Rows from a dataset:
####################

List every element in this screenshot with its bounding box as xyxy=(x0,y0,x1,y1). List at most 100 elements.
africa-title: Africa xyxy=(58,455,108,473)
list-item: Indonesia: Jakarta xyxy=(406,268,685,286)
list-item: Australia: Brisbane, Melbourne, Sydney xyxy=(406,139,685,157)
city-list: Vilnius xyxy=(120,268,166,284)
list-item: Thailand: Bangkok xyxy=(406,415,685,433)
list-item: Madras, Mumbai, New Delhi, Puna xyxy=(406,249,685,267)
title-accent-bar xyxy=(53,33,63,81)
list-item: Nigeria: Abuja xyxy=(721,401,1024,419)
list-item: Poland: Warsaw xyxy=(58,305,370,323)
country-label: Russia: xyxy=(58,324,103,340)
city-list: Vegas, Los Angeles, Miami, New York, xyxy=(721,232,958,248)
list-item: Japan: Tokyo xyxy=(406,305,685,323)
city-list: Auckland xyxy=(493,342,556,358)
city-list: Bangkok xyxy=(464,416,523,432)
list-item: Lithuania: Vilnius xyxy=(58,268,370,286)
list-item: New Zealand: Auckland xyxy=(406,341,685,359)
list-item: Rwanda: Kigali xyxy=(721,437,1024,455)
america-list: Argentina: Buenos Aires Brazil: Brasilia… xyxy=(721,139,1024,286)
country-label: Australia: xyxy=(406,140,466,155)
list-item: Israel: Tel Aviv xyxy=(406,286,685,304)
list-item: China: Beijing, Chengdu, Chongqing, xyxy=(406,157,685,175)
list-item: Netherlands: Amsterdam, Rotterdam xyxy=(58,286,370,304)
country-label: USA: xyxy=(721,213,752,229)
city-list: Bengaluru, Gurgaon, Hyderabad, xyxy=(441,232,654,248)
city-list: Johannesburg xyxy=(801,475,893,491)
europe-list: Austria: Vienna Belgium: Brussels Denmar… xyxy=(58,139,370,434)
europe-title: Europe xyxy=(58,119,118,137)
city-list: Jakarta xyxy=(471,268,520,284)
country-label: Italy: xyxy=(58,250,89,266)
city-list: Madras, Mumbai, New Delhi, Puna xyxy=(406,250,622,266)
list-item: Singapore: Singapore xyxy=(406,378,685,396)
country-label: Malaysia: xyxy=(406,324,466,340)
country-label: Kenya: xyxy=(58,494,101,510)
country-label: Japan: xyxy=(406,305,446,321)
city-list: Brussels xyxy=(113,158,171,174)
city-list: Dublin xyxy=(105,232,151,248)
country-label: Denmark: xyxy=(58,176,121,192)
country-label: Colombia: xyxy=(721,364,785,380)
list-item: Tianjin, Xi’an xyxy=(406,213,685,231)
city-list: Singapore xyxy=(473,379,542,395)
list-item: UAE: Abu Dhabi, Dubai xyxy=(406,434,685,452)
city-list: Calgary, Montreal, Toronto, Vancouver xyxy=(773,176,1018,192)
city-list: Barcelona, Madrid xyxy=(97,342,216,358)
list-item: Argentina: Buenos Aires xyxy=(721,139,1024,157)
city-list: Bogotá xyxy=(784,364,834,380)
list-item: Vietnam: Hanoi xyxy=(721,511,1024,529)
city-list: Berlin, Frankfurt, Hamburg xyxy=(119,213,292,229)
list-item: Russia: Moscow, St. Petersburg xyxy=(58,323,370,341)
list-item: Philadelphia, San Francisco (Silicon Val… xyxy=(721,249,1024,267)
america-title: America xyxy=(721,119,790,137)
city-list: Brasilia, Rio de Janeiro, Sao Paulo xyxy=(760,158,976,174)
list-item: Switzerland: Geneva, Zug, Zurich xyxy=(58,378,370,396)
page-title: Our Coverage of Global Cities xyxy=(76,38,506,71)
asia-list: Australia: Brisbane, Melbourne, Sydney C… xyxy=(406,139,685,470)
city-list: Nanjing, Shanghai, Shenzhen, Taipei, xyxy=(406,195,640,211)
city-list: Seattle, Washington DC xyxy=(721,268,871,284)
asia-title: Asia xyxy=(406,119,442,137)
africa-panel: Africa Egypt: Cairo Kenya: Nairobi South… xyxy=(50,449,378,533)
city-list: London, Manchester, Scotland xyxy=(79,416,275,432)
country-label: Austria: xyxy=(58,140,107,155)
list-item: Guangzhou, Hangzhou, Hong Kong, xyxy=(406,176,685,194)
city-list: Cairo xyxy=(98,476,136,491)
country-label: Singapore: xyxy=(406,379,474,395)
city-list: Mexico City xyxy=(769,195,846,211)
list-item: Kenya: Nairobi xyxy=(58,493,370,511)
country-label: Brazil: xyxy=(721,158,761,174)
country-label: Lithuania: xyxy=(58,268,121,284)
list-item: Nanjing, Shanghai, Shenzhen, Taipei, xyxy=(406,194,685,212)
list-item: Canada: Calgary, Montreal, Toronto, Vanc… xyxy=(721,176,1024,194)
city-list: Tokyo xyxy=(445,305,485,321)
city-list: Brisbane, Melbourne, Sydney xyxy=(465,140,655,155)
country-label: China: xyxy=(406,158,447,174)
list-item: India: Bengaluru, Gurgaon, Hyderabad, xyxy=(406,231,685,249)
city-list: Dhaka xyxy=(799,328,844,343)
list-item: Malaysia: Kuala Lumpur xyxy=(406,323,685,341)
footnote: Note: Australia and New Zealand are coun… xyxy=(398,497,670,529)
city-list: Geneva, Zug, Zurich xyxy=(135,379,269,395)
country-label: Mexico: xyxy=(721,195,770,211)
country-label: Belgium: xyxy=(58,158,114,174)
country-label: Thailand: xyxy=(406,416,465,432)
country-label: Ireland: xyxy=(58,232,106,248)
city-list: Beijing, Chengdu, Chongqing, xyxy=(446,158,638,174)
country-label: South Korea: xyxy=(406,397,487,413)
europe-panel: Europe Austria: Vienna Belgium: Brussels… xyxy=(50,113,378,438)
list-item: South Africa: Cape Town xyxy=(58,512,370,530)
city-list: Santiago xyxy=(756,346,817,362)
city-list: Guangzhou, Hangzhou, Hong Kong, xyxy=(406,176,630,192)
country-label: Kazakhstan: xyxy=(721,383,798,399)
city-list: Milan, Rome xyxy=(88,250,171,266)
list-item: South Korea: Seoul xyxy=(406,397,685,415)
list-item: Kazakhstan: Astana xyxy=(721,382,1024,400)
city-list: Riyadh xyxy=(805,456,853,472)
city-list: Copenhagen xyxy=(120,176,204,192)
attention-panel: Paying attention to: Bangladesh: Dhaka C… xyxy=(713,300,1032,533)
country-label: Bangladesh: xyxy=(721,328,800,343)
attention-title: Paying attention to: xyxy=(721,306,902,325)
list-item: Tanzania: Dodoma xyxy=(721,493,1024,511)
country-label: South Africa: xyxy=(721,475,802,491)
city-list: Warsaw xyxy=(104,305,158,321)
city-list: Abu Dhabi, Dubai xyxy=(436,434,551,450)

####################

_Task details_. Please locate every line in the listing above that contains the string "South" and copy each one out in full.

_Expected answer_.
africa-panel: Africa Egypt: Cairo Kenya: Nairobi South… xyxy=(50,449,378,533)
country-label: South Korea: xyxy=(406,397,487,413)
list-item: South Africa: Cape Town xyxy=(58,512,370,530)
list-item: South Korea: Seoul xyxy=(406,397,685,415)
country-label: South Africa: xyxy=(721,475,802,491)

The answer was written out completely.